◆ **DIRECTIVE**:
Pick out all lines in the listing holding the string "text" and copy them.

Start

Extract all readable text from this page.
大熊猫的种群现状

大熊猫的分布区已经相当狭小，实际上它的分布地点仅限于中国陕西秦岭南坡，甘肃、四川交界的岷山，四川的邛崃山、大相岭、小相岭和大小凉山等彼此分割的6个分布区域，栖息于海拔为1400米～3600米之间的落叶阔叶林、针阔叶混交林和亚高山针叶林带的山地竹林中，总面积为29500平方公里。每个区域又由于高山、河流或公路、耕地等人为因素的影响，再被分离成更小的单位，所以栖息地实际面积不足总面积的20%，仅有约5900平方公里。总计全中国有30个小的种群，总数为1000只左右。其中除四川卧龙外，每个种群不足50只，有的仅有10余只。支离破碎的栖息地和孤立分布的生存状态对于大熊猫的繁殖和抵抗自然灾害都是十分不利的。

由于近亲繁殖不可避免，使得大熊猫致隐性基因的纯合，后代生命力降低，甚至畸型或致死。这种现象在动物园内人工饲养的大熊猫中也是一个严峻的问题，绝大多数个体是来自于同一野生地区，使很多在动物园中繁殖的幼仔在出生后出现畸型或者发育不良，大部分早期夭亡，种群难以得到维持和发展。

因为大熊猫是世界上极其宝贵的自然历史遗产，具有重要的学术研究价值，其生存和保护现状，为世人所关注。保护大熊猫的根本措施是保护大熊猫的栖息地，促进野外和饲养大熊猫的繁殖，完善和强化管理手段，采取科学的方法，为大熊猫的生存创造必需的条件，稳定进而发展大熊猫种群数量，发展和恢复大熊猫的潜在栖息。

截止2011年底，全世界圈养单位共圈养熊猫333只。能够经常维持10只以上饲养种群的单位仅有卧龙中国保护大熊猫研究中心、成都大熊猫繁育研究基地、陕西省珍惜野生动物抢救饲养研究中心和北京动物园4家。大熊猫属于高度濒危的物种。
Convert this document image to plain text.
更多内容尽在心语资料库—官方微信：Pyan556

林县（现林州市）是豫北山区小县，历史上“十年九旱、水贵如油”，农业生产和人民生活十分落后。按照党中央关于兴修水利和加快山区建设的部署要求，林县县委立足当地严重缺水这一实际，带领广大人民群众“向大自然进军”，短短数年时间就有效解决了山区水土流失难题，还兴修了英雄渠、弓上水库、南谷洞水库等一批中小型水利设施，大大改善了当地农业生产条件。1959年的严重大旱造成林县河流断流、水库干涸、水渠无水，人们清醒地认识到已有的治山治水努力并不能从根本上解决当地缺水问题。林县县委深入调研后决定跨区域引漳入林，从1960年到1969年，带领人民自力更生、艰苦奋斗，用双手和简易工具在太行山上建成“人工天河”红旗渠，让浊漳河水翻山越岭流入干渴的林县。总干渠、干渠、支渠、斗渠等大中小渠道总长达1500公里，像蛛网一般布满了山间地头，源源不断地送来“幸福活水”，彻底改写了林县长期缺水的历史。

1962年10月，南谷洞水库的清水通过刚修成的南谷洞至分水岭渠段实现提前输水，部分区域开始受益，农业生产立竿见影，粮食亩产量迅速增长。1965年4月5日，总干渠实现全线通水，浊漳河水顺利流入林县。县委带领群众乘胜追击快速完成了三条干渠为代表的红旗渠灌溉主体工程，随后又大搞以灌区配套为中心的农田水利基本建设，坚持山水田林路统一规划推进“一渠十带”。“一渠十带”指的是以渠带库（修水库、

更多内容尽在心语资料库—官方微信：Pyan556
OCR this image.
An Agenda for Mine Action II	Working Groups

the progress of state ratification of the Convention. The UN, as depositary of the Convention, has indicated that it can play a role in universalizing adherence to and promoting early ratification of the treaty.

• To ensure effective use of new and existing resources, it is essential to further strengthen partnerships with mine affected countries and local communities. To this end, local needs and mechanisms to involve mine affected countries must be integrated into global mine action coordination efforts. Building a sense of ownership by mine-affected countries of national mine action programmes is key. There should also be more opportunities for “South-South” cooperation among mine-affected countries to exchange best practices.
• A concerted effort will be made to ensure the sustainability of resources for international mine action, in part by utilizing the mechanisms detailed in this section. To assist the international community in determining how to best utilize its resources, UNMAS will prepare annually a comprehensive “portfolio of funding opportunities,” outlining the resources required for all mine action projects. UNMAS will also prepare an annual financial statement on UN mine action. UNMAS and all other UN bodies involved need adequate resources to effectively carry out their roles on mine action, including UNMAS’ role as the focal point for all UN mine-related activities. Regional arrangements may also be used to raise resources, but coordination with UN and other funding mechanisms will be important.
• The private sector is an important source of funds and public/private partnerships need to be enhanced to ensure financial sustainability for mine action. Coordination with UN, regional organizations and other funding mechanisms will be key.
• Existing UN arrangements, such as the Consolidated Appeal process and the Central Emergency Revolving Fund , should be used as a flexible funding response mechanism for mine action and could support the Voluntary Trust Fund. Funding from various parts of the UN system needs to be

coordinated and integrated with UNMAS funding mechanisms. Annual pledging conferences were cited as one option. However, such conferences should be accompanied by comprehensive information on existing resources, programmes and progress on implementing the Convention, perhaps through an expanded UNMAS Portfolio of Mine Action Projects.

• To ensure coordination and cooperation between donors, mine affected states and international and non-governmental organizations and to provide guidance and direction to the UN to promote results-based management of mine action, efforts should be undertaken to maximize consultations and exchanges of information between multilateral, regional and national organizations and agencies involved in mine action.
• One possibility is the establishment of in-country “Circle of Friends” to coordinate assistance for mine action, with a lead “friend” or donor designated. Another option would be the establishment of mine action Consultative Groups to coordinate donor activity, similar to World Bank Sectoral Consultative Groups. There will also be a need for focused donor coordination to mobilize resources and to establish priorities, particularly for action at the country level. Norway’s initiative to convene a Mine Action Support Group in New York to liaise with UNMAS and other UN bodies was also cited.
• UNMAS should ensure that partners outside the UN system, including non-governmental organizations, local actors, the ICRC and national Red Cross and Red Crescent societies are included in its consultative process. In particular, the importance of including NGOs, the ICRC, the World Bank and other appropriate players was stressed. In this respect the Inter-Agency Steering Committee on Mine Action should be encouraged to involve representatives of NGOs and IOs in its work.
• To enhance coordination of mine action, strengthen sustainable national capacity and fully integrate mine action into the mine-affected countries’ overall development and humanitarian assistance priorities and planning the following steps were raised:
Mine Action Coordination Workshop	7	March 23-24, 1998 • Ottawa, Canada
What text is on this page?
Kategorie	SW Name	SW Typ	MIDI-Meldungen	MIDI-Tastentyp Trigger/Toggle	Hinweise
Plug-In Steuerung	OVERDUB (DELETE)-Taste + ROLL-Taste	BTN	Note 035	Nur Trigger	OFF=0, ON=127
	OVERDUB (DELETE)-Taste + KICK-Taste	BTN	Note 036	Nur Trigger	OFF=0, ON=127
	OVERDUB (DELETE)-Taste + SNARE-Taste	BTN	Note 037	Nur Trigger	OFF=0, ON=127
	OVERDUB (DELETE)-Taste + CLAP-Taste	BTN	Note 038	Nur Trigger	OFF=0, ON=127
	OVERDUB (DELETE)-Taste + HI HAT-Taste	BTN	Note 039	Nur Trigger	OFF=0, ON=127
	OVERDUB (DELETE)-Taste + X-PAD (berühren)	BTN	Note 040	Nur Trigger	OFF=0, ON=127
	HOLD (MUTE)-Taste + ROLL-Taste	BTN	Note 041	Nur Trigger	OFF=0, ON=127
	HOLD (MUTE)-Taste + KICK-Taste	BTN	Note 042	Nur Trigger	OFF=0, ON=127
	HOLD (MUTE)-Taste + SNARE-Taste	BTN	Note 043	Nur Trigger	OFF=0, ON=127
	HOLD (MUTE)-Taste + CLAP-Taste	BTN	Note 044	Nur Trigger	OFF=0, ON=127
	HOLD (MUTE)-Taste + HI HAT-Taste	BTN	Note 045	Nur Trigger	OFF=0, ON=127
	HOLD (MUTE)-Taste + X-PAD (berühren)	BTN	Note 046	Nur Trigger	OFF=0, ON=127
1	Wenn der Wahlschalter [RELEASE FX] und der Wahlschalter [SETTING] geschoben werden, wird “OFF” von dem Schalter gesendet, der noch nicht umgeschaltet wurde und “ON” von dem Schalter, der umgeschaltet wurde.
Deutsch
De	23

End

◆ **FINISHED EXERCISE**:
Extract all readable text from this page.
Convert this document image to plain text.
What text is on this page?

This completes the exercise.